| What you are asked to do |
Copy every entry word for word. Skip the pictures.

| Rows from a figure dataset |
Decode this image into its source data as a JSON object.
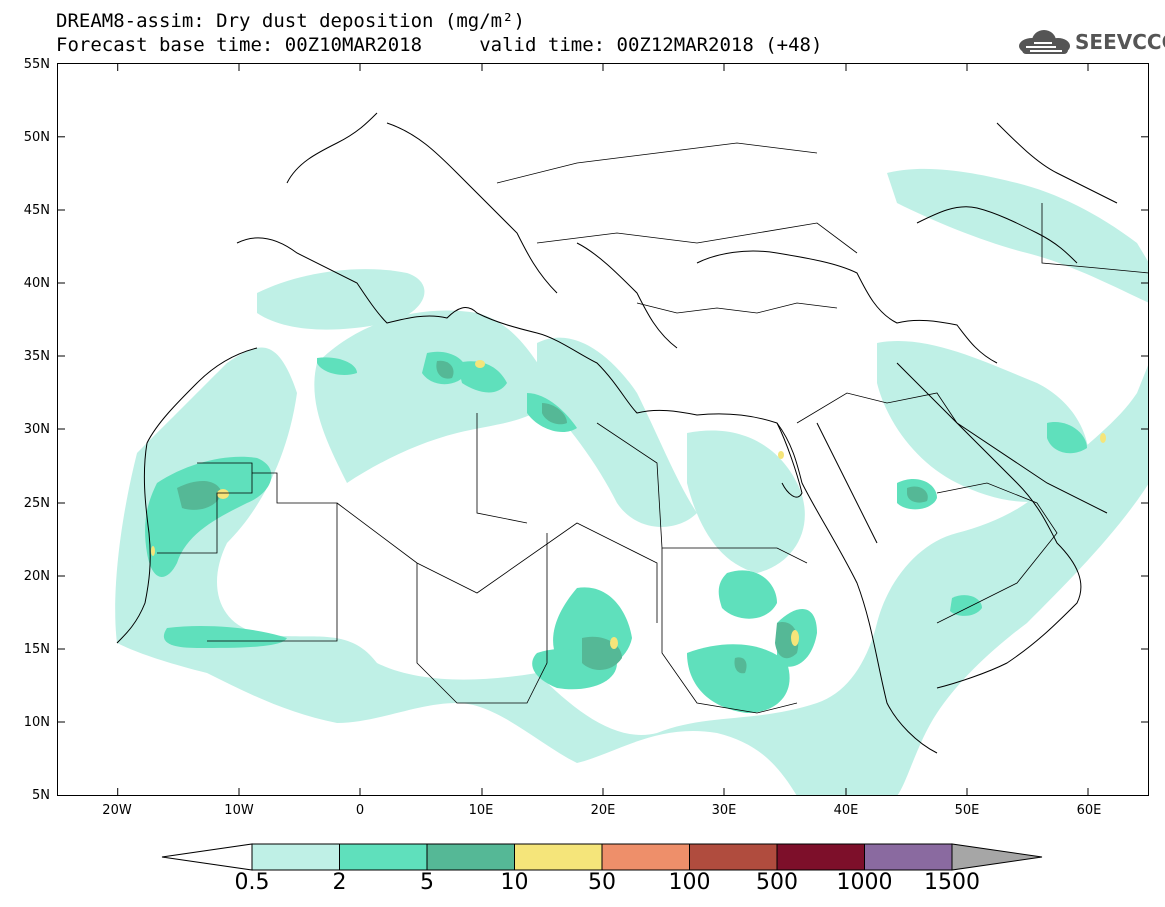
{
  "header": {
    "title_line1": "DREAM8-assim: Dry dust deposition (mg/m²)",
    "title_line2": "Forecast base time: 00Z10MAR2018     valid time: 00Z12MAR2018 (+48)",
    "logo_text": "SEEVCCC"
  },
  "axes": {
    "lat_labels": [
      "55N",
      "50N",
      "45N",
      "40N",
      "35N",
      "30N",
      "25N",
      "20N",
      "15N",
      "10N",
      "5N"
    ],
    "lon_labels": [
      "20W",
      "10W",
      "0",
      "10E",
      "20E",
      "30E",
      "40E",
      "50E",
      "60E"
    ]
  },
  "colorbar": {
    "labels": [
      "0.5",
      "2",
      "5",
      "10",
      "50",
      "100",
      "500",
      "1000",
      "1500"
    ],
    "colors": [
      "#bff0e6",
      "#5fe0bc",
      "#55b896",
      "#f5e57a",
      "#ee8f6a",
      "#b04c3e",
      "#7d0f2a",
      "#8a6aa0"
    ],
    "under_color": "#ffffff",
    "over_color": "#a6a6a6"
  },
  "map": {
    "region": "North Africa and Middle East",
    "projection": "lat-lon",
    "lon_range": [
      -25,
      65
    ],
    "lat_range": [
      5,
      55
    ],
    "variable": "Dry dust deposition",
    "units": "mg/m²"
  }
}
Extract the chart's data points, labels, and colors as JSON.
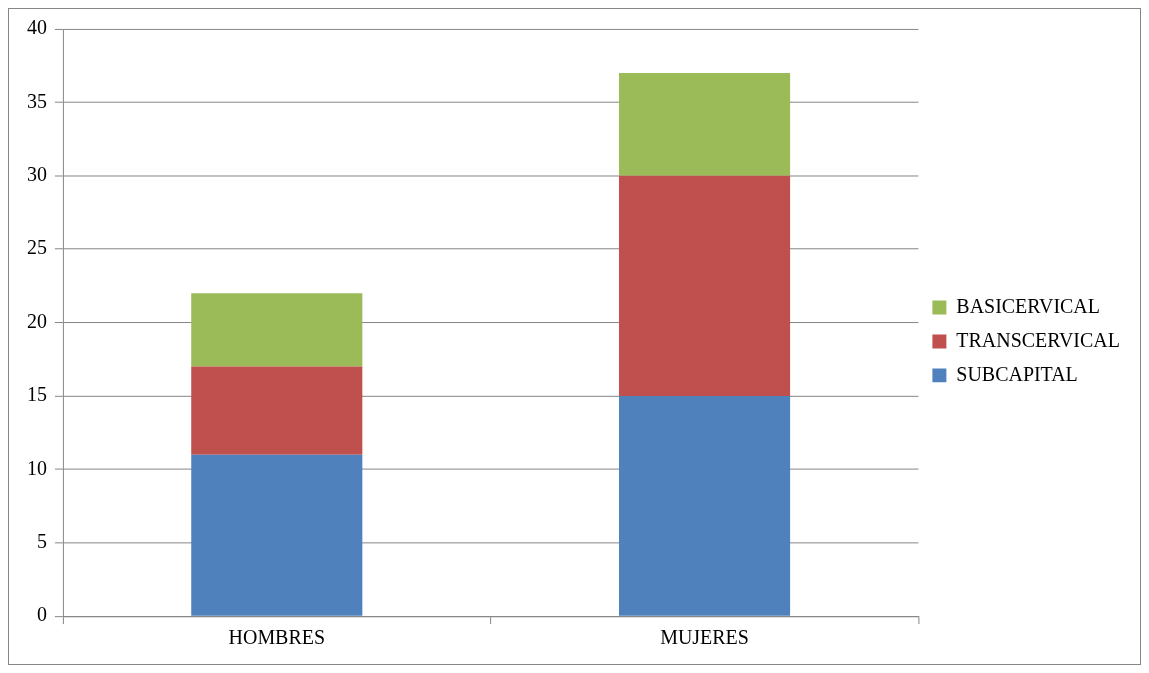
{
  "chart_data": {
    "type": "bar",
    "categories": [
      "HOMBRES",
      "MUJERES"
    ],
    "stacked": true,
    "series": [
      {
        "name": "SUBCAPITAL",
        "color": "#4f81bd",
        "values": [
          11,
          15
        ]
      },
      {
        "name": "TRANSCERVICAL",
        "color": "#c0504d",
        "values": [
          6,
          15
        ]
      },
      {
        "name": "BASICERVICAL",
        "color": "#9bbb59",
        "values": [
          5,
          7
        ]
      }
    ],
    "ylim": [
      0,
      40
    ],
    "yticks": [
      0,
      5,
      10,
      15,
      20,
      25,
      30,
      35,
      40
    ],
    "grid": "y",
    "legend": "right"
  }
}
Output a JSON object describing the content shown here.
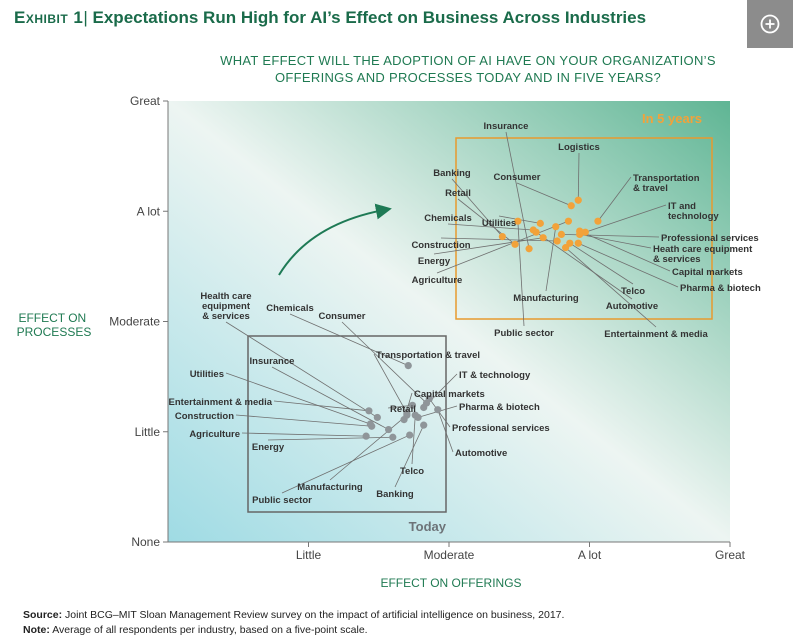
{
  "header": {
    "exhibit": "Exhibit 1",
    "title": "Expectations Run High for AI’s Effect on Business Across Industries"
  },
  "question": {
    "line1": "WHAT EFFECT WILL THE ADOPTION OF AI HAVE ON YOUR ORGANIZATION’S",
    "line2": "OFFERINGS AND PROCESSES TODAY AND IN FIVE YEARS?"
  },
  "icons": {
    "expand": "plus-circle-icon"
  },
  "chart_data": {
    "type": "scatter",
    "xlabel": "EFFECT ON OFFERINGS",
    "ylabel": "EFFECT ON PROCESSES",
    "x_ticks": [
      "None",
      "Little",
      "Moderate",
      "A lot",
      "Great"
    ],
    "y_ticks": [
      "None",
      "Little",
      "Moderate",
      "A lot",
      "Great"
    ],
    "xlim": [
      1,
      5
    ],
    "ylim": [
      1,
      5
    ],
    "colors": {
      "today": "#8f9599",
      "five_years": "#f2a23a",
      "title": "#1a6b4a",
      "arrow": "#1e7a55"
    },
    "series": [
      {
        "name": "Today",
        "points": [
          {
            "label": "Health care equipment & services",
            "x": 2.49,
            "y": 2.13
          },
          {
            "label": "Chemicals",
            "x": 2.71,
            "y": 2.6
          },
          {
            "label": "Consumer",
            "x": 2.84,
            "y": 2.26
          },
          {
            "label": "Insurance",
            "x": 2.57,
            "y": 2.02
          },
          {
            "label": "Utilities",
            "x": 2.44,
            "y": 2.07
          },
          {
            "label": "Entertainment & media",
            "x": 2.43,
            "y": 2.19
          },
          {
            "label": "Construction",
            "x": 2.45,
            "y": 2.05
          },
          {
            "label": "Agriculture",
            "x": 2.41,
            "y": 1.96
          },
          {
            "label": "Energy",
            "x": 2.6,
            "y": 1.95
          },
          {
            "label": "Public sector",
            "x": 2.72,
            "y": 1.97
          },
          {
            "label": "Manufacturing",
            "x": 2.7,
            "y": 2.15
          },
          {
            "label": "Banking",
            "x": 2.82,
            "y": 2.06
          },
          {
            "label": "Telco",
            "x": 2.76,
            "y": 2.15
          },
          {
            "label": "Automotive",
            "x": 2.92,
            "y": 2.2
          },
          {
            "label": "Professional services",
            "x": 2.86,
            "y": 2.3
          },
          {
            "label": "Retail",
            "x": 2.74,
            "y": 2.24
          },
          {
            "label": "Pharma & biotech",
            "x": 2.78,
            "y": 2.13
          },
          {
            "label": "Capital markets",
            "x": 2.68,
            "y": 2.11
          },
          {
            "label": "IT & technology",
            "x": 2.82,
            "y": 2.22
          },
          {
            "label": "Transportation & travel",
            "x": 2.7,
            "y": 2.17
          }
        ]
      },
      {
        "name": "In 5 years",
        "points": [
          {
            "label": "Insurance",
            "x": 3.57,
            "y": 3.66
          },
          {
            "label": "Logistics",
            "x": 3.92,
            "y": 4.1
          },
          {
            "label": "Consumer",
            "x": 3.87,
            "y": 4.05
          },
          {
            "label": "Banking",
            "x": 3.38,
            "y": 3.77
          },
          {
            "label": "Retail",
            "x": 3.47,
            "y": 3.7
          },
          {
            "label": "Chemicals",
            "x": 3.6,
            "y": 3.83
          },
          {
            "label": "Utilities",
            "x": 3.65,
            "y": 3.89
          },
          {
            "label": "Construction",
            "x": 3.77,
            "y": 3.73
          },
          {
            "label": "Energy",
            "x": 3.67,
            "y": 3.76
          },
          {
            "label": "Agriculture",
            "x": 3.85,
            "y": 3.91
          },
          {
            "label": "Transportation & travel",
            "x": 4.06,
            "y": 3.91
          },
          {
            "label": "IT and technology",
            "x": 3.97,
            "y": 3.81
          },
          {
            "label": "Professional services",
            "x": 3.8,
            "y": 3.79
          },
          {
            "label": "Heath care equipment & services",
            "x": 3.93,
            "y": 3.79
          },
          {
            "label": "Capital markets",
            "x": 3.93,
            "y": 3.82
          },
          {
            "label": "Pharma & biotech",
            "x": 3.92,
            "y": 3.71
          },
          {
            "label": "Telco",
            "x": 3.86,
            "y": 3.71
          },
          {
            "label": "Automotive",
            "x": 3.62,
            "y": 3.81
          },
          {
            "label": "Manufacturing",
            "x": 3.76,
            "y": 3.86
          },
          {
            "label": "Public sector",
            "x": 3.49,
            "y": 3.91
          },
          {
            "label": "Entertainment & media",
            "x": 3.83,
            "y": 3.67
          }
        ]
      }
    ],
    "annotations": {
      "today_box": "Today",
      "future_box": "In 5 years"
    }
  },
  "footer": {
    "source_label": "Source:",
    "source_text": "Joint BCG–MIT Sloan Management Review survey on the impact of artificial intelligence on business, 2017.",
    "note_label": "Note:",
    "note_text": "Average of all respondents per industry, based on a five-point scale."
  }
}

| Answer to this task |
Decode this image into its source data as a JSON object.
{
  "header": {
    "title_line1": "DREAM8-assim: Dry dust deposition (mg/m²)",
    "title_line2": "Forecast base time: 00Z10MAR2018     valid time: 00Z12MAR2018 (+48)",
    "logo_text": "SEEVCCC"
  },
  "axes": {
    "lat_labels": [
      "55N",
      "50N",
      "45N",
      "40N",
      "35N",
      "30N",
      "25N",
      "20N",
      "15N",
      "10N",
      "5N"
    ],
    "lon_labels": [
      "20W",
      "10W",
      "0",
      "10E",
      "20E",
      "30E",
      "40E",
      "50E",
      "60E"
    ]
  },
  "colorbar": {
    "labels": [
      "0.5",
      "2",
      "5",
      "10",
      "50",
      "100",
      "500",
      "1000",
      "1500"
    ],
    "colors": [
      "#bff0e6",
      "#5fe0bc",
      "#55b896",
      "#f5e57a",
      "#ee8f6a",
      "#b04c3e",
      "#7d0f2a",
      "#8a6aa0"
    ],
    "under_color": "#ffffff",
    "over_color": "#a6a6a6"
  },
  "map": {
    "region": "North Africa and Middle East",
    "projection": "lat-lon",
    "lon_range": [
      -25,
      65
    ],
    "lat_range": [
      5,
      55
    ],
    "variable": "Dry dust deposition",
    "units": "mg/m²"
  }
}
Extract the chart's data points, labels, and colors as JSON.
{
  "chart_data": {
    "type": "bar",
    "categories": [
      "HOMBRES",
      "MUJERES"
    ],
    "stacked": true,
    "series": [
      {
        "name": "SUBCAPITAL",
        "color": "#4f81bd",
        "values": [
          11,
          15
        ]
      },
      {
        "name": "TRANSCERVICAL",
        "color": "#c0504d",
        "values": [
          6,
          15
        ]
      },
      {
        "name": "BASICERVICAL",
        "color": "#9bbb59",
        "values": [
          5,
          7
        ]
      }
    ],
    "ylim": [
      0,
      40
    ],
    "yticks": [
      0,
      5,
      10,
      15,
      20,
      25,
      30,
      35,
      40
    ],
    "grid": "y",
    "legend": "right"
  }
}
Output a JSON object describing the content shown here.
{
  "header": {
    "exhibit": "Exhibit 1",
    "title": "Expectations Run High for AI’s Effect on Business Across Industries"
  },
  "question": {
    "line1": "WHAT EFFECT WILL THE ADOPTION OF AI HAVE ON YOUR ORGANIZATION’S",
    "line2": "OFFERINGS AND PROCESSES TODAY AND IN FIVE YEARS?"
  },
  "icons": {
    "expand": "plus-circle-icon"
  },
  "chart_data": {
    "type": "scatter",
    "xlabel": "EFFECT ON OFFERINGS",
    "ylabel": "EFFECT ON PROCESSES",
    "x_ticks": [
      "None",
      "Little",
      "Moderate",
      "A lot",
      "Great"
    ],
    "y_ticks": [
      "None",
      "Little",
      "Moderate",
      "A lot",
      "Great"
    ],
    "xlim": [
      1,
      5
    ],
    "ylim": [
      1,
      5
    ],
    "colors": {
      "today": "#8f9599",
      "five_years": "#f2a23a",
      "title": "#1a6b4a",
      "arrow": "#1e7a55"
    },
    "series": [
      {
        "name": "Today",
        "points": [
          {
            "label": "Health care equipment & services",
            "x": 2.49,
            "y": 2.13
          },
          {
            "label": "Chemicals",
            "x": 2.71,
            "y": 2.6
          },
          {
            "label": "Consumer",
            "x": 2.84,
            "y": 2.26
          },
          {
            "label": "Insurance",
            "x": 2.57,
            "y": 2.02
          },
          {
            "label": "Utilities",
            "x": 2.44,
            "y": 2.07
          },
          {
            "label": "Entertainment & media",
            "x": 2.43,
            "y": 2.19
          },
          {
            "label": "Construction",
            "x": 2.45,
            "y": 2.05
          },
          {
            "label": "Agriculture",
            "x": 2.41,
            "y": 1.96
          },
          {
            "label": "Energy",
            "x": 2.6,
            "y": 1.95
          },
          {
            "label": "Public sector",
            "x": 2.72,
            "y": 1.97
          },
          {
            "label": "Manufacturing",
            "x": 2.7,
            "y": 2.15
          },
          {
            "label": "Banking",
            "x": 2.82,
            "y": 2.06
          },
          {
            "label": "Telco",
            "x": 2.76,
            "y": 2.15
          },
          {
            "label": "Automotive",
            "x": 2.92,
            "y": 2.2
          },
          {
            "label": "Professional services",
            "x": 2.86,
            "y": 2.3
          },
          {
            "label": "Retail",
            "x": 2.74,
            "y": 2.24
          },
          {
            "label": "Pharma & biotech",
            "x": 2.78,
            "y": 2.13
          },
          {
            "label": "Capital markets",
            "x": 2.68,
            "y": 2.11
          },
          {
            "label": "IT & technology",
            "x": 2.82,
            "y": 2.22
          },
          {
            "label": "Transportation & travel",
            "x": 2.7,
            "y": 2.17
          }
        ]
      },
      {
        "name": "In 5 years",
        "points": [
          {
            "label": "Insurance",
            "x": 3.57,
            "y": 3.66
          },
          {
            "label": "Logistics",
            "x": 3.92,
            "y": 4.1
          },
          {
            "label": "Consumer",
            "x": 3.87,
            "y": 4.05
          },
          {
            "label": "Banking",
            "x": 3.38,
            "y": 3.77
          },
          {
            "label": "Retail",
            "x": 3.47,
            "y": 3.7
          },
          {
            "label": "Chemicals",
            "x": 3.6,
            "y": 3.83
          },
          {
            "label": "Utilities",
            "x": 3.65,
            "y": 3.89
          },
          {
            "label": "Construction",
            "x": 3.77,
            "y": 3.73
          },
          {
            "label": "Energy",
            "x": 3.67,
            "y": 3.76
          },
          {
            "label": "Agriculture",
            "x": 3.85,
            "y": 3.91
          },
          {
            "label": "Transportation & travel",
            "x": 4.06,
            "y": 3.91
          },
          {
            "label": "IT and technology",
            "x": 3.97,
            "y": 3.81
          },
          {
            "label": "Professional services",
            "x": 3.8,
            "y": 3.79
          },
          {
            "label": "Heath care equipment & services",
            "x": 3.93,
            "y": 3.79
          },
          {
            "label": "Capital markets",
            "x": 3.93,
            "y": 3.82
          },
          {
            "label": "Pharma & biotech",
            "x": 3.92,
            "y": 3.71
          },
          {
            "label": "Telco",
            "x": 3.86,
            "y": 3.71
          },
          {
            "label": "Automotive",
            "x": 3.62,
            "y": 3.81
          },
          {
            "label": "Manufacturing",
            "x": 3.76,
            "y": 3.86
          },
          {
            "label": "Public sector",
            "x": 3.49,
            "y": 3.91
          },
          {
            "label": "Entertainment & media",
            "x": 3.83,
            "y": 3.67
          }
        ]
      }
    ],
    "annotations": {
      "today_box": "Today",
      "future_box": "In 5 years"
    }
  },
  "footer": {
    "source_label": "Source:",
    "source_text": "Joint BCG–MIT Sloan Management Review survey on the impact of artificial intelligence on business, 2017.",
    "note_label": "Note:",
    "note_text": "Average of all respondents per industry, based on a five-point scale."
  }
}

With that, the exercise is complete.